** start **
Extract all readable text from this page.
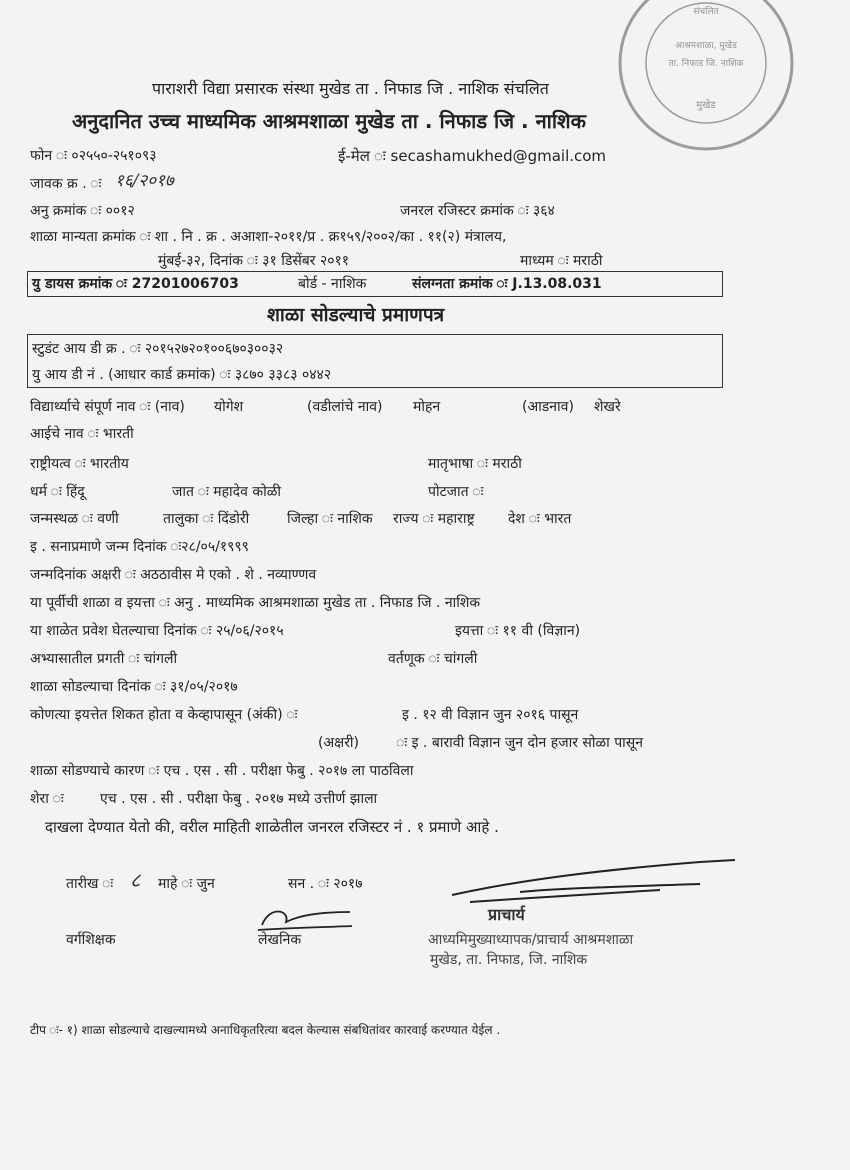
संचलित
आश्रमशाळा, मुखेड
ता. निफाड जि. नाशिक
मुखेड
पाराशरी विद्या प्रसारक संस्था मुखेड ता . निफाड जि . नाशिक संचलित
अनुदानित उच्च माध्यमिक आश्रमशाळा मुखेड ता . निफाड जि . नाशिक
फोन ः ०२५५०-२५१०९३	ई-मेल ः secashamukhed@gmail.com
जावक क्र . ः १६/२०१७
अनु क्रमांक ः ००१२	जनरल रजिस्टर क्रमांक ः ३६४
शाळा मान्यता क्रमांक ः शा . नि . क्र . अआशा-२०११/प्र . क्र१५९/२००२/का . ११(२) मंत्रालय,
मुंबई-३२, दिनांक ः ३१ डिसेंबर २०११	माध्यम ः मराठी
यु डायस क्रमांक ः 27201006703	बोर्ड - नाशिक	संलग्नता क्रमांक ः J.13.08.031
शाळा सोडल्याचे प्रमाणपत्र
स्टुडंट आय डी क्र . ः २०१५२७२०१००६७०३००३२
यु आय डी नं . (आधार कार्ड क्रमांक) ः ३८७० ३३८३ ०४४२
विद्यार्थ्याचे संपूर्ण नाव ः (नाव) योगेश	(वडीलांचे नाव) मोहन	(आडनाव) शेखरे
आईचे नाव ः भारती
राष्ट्रीयत्व ः भारतीय	मातृभाषा ः मराठी
धर्म ः हिंदू	जात ः महादेव कोळी	पोटजात ः
जन्मस्थळ ः वणी	तालुका ः दिंडोरी	जिल्हा ः नाशिक राज्य ः महाराष्ट्र देश ः भारत
इ . सनाप्रमाणे जन्म दिनांक ः२८/०५/१९९९
जन्मदिनांक अक्षरी ः अठठावीस मे एको . शे . नव्याण्णव
या पूर्वीची शाळा व इयत्ता ः अनु . माध्यमिक आश्रमशाळा मुखेड ता . निफाड जि . नाशिक
या शाळेत प्रवेश घेतल्याचा दिनांक ः २५/०६/२०१५	इयत्ता ः ११ वी (विज्ञान)
अभ्यासातील प्रगती ः चांगली	वर्तणूक ः चांगली
शाळा सोडल्याचा दिनांक ः ३१/०५/२०१७
कोणत्या इयत्तेत शिकत होता व केव्हापासून (अंकी) ः	इ . १२ वी विज्ञान जुन २०१६ पासून
(अक्षरी)	ः इ . बारावी विज्ञान जुन दोन हजार सोळा पासून
शाळा सोडण्याचे कारण ः एच . एस . सी . परीक्षा फेबु . २०१७ ला पाठविला
शेरा ः	एच . एस . सी . परीक्षा फेबु . २०१७ मध्ये उत्तीर्ण झाला
दाखला देण्यात येतो की, वरील माहिती शाळेतील जनरल रजिस्टर नं . १ प्रमाणे आहे .
तारीख ः ८ माहे ः जुन	सन . ः २०१७
प्राचार्य
वर्गशिक्षक	लेखनिक	आध्यमिमुख्याध्यापक/प्राचार्य आश्रमशाळा
मुखेड, ता. निफाड, जि. नाशिक
टीप ः- १) शाळा सोडल्याचे दाखल्यामध्ये अनाधिकृतरित्या बदल केल्यास संबधितांवर कारवाई करण्यात येईल .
** end **
• WHAT TO PRODUCE:
Locate all lines in the listing above with the word "जनरल" and copy them.

• SOLUTION BELOW:
अनु क्रमांक ः ००१२	जनरल रजिस्टर क्रमांक ः ३६४
दाखला देण्यात येतो की, वरील माहिती शाळेतील जनरल रजिस्टर नं . १ प्रमाणे आहे .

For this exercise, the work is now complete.